▶ _TEXT SHOWN_:
##########
Building the GlenJMpire: Chapter One.
I have no idea what this portion of my blog will become. I hope a mix of both. But most of all, I hope it will entertain, and enlighten the masses as to how the hell Glen Matthews became the entertainer he is today. He will also try to keep talking in the third person to a minimum.
The primary purpose of “Building the GlenJMpire” for me, is to figure out how I got to where I’m at today, by having a look back at every step along the way. In other words, I am very forgetful.
I believe it was Winston Churchill who said “History is written by the victors.”, I don’t know if I’m a victor per say, but I do have a blog. So let’s get started.
The year is 1998. I am 13 years old. The Detroit Red Wings have won their second Stanley Cup in a row, Charlton Heston has just been announced as the President of the NRA, and the mass media has made me fear blowjobs and blue dresses...
It was July, which meant two things, no school, and no hockey, so I spent my time with my dear friends Scott Bailey & Daniel Moore biking around Lunenburg County, watching professional wrestling, sneaking into the Oven’s Campground swimming pool, and pretending to like the taste of beer. It was our final Summer before being forced into the Junior High School system at Centre Consolidated Junior High.
One particularly sunny Friday, I biked over to Scott’s and we played WWF Warzone on his Nintendo 64 until it was time for some grilled-cheese snacks. During the feast, Scott’s Mother asked if he had shown me the camera yet. I stared in awe as Scott hauled out this monster of a VHS Camcorder (something you would get a gun pointed at you for carrying to a border-crossing).
##########
▶ _DATA SHOWN_:
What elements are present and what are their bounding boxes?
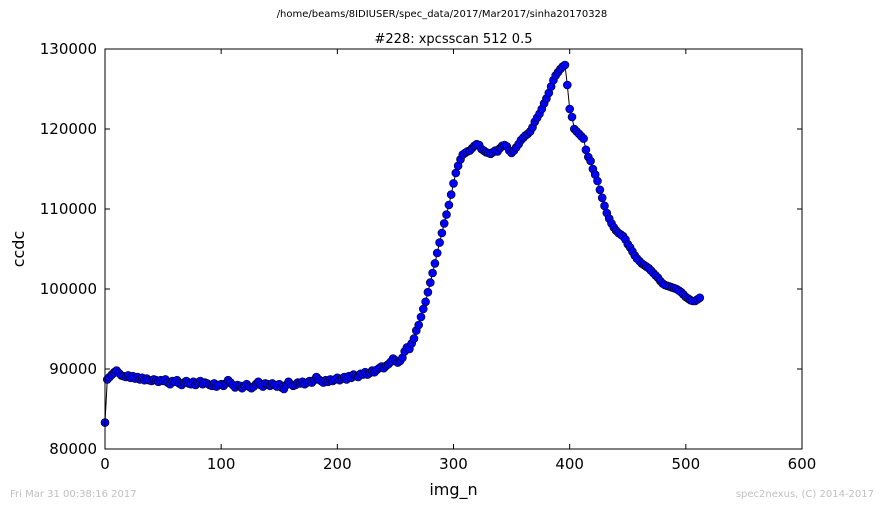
##########
▶ _TASKS AND EXERCISES_:
**A)** In the GlenJMpire blog post, rewrite the passage between "I believe it" and "let’s get started.", inclusive, replacing "blog" with "website".
**B)** Answer these questions using the GlenJMpire blog post.
(i) How old was the writer in 1998?
(ii) Which two friends did the writer spend that July with?
(iii) What game did the writer and Scott play on the Nintendo 64?
**C)** List every person referred to by full name in the GlenJMpire blog post.

▶ _TASK RESULTS_:
**A)**
I believe it was Winston Churchill who said “History is written by the victors.”, I don’t know if I’m a victor per say, but I do have a website. So let’s get started.

**B)**
(i) 13 years old.
(ii) Scott Bailey and Daniel Moore.
(iii) WWF Warzone.

**C)**
Glen Matthews
Winston Churchill
Charlton Heston
Scott Bailey
Daniel Moore